>> start INPUT ROWS

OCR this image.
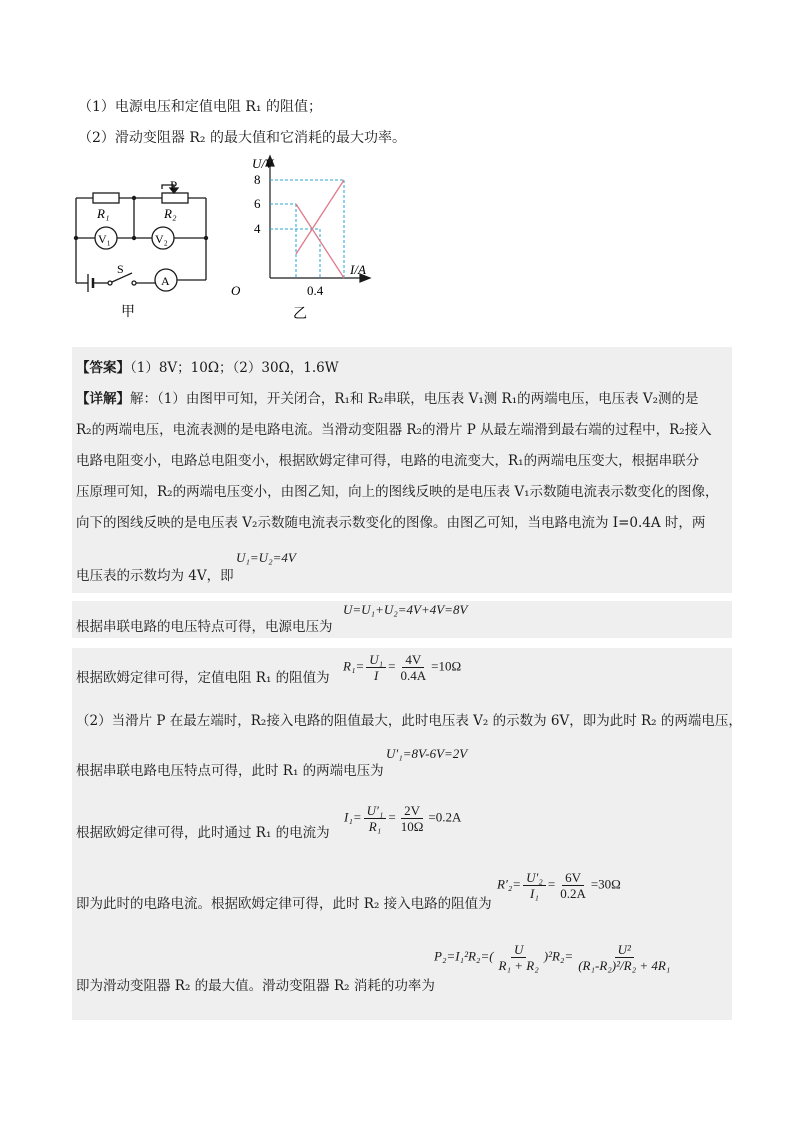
（1）电源电压和定值电阻 R₁ 的阻值；
（2）滑动变阻器 R₂ 的最大值和它消耗的最大功率。
P
R₁	R₂
V₁	V₂
S
A
甲
U/V
I/A
8
6
4
O	0.4
乙
【答案】（1）8V；10Ω；（2）30Ω，1.6W
【详解】解：（1）由图甲可知，开关闭合，R₁和 R₂串联，电压表 V₁测 R₁的两端电压，电压表 V₂测的是
R₂的两端电压，电流表测的是电路电流。当滑动变阻器 R₂的滑片 P 从最左端滑到最右端的过程中，R₂接入
电路电阻变小，电路总电阻变小，根据欧姆定律可得，电路的电流变大，R₁的两端电压变大，根据串联分
压原理可知，R₂的两端电压变小，由图乙知，向上的图线反映的是电压表 V₁示数随电流表示数变化的图像，
向下的图线反映的是电压表 V₂示数随电流表示数变化的图像。由图乙可知，当电路电流为 I=0.4A 时，两
电压表的示数均为 4V，即
U₁=U₂=4V
根据串联电路的电压特点可得，电源电压为
U=U₁+U₂=4V+4V=8V
根据欧姆定律可得，定值电阻 R₁ 的阻值为
$R_1= \frac{\text{U₁}}{I} = \frac{4V}{0.4A} =10\Omega$
（2）当滑片 P 在最左端时，R₂接入电路的阻值最大，此时电压表 V₂ 的示数为 6V，即为此时 R₂ 的两端电压，
根据串联电路电压特点可得，此时 R₁ 的两端电压为
U′₁=8V-6V=2V
根据欧姆定律可得，此时通过 R₁ 的电流为
$I_1= \frac{\text{U′₁}}{\text{R₁}} = \frac{2V}{10\Omega} =0.2A$
即为此时的电路电流。根据欧姆定律可得，此时 R₂ 接入电路的阻值为
$R'_2= \frac{\text{U′₂}}{\text{I₁}} = \frac{6V}{0.2A} =30\Omega$
即为滑动变阻器 R₂ 的最大值。滑动变阻器 R₂ 消耗的功率为
$P_2=I_1^2R_2=( \frac{U}{\text{R₁ + R₂}} )^2R_2= \frac{\text{U²}}{\text{(R₁-R₂)²/R₂ + 4R₁}}$
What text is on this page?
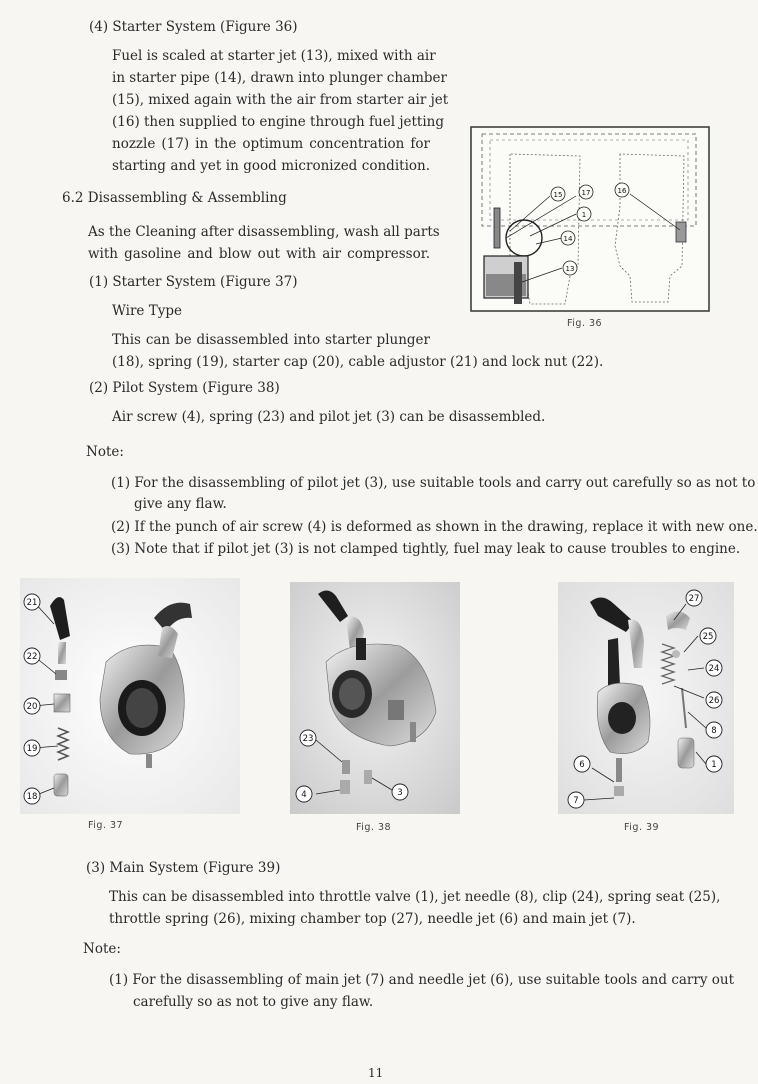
(4) Starter System (Figure 36)
Fuel is scaled at starter jet (13), mixed with air
in starter pipe (14), drawn into plunger chamber
(15), mixed again with the air from starter air jet
(16) then supplied to engine through fuel jetting
nozzle (17) in the optimum concentration for
starting and yet in good micronized condition.
6.2 Disassembling & Assembling
As the Cleaning after disassembling, wash all parts
with gasoline and blow out with air compressor.
(1) Starter System (Figure 37)
Wire Type
This can be disassembled into starter plunger
(18), spring (19), starter cap (20), cable adjustor (21) and lock nut (22).
(2) Pilot System (Figure 38)
Air screw (4), spring (23) and pilot jet (3) can be disassembled.
Note:
(1) For the disassembling of pilot jet (3), use suitable tools and carry out carefully so as not to
give any flaw.
(2) If the punch of air screw (4) is deformed as shown in the drawing, replace it with new one.
(3) Note that if pilot jet (3) is not clamped tightly, fuel may leak to cause troubles to engine.
15	17	16
1
14
13
Fig. 36
21
22
20
19
18
Fig. 37
23
4	3
Fig. 38
27
25
24
26
8
1
6
7
Fig. 39
(3) Main System (Figure 39)
This can be disassembled into throttle valve (1), jet needle (8), clip (24), spring seat (25),
throttle spring (26), mixing chamber top (27), needle jet (6) and main jet (7).
Note:
(1) For the disassembling of main jet (7) and needle jet (6), use suitable tools and carry out
carefully so as not to give any flaw.
11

>> end INPUT ROWS

TASK INSTRUCTIONS
Repeat the entries exactly. Pictures are excluded from the copy.

ANSWER TO THE PROBLEM
OCR this image.
（1）电源电压和定值电阻 R₁ 的阻值；
（2）滑动变阻器 R₂ 的最大值和它消耗的最大功率。
P
R₁	R₂
V₁	V₂
S
A
甲
U/V
I/A
8
6
4
O	0.4
乙
【答案】（1）8V；10Ω；（2）30Ω，1.6W
【详解】解：（1）由图甲可知，开关闭合，R₁和 R₂串联，电压表 V₁测 R₁的两端电压，电压表 V₂测的是
R₂的两端电压，电流表测的是电路电流。当滑动变阻器 R₂的滑片 P 从最左端滑到最右端的过程中，R₂接入
电路电阻变小，电路总电阻变小，根据欧姆定律可得，电路的电流变大，R₁的两端电压变大，根据串联分
压原理可知，R₂的两端电压变小，由图乙知，向上的图线反映的是电压表 V₁示数随电流表示数变化的图像，
向下的图线反映的是电压表 V₂示数随电流表示数变化的图像。由图乙可知，当电路电流为 I=0.4A 时，两
电压表的示数均为 4V，即
U₁=U₂=4V
根据串联电路的电压特点可得，电源电压为
U=U₁+U₂=4V+4V=8V
根据欧姆定律可得，定值电阻 R₁ 的阻值为
$R_1= \frac{\text{U₁}}{I} = \frac{4V}{0.4A} =10\Omega$
（2）当滑片 P 在最左端时，R₂接入电路的阻值最大，此时电压表 V₂ 的示数为 6V，即为此时 R₂ 的两端电压，
根据串联电路电压特点可得，此时 R₁ 的两端电压为
U′₁=8V-6V=2V
根据欧姆定律可得，此时通过 R₁ 的电流为
$I_1= \frac{\text{U′₁}}{\text{R₁}} = \frac{2V}{10\Omega} =0.2A$
即为此时的电路电流。根据欧姆定律可得，此时 R₂ 接入电路的阻值为
$R'_2= \frac{\text{U′₂}}{\text{I₁}} = \frac{6V}{0.2A} =30\Omega$
即为滑动变阻器 R₂ 的最大值。滑动变阻器 R₂ 消耗的功率为
$P_2=I_1^2R_2=( \frac{U}{\text{R₁ + R₂}} )^2R_2= \frac{\text{U²}}{\text{(R₁-R₂)²/R₂ + 4R₁}}$
What text is on this page?
(4) Starter System (Figure 36)
Fuel is scaled at starter jet (13), mixed with air
in starter pipe (14), drawn into plunger chamber
(15), mixed again with the air from starter air jet
(16) then supplied to engine through fuel jetting
nozzle (17) in the optimum concentration for
starting and yet in good micronized condition.
6.2 Disassembling & Assembling
As the Cleaning after disassembling, wash all parts
with gasoline and blow out with air compressor.
(1) Starter System (Figure 37)
Wire Type
This can be disassembled into starter plunger
(18), spring (19), starter cap (20), cable adjustor (21) and lock nut (22).
(2) Pilot System (Figure 38)
Air screw (4), spring (23) and pilot jet (3) can be disassembled.
Note:
(1) For the disassembling of pilot jet (3), use suitable tools and carry out carefully so as not to
give any flaw.
(2) If the punch of air screw (4) is deformed as shown in the drawing, replace it with new one.
(3) Note that if pilot jet (3) is not clamped tightly, fuel may leak to cause troubles to engine.
15	17	16
1
14
13
Fig. 36
21
22
20
19
18
Fig. 37
23
4	3
Fig. 38
27
25
24
26
8
1
6
7
Fig. 39
(3) Main System (Figure 39)
This can be disassembled into throttle valve (1), jet needle (8), clip (24), spring seat (25),
throttle spring (26), mixing chamber top (27), needle jet (6) and main jet (7).
Note:
(1) For the disassembling of main jet (7) and needle jet (6), use suitable tools and carry out
carefully so as not to give any flaw.
11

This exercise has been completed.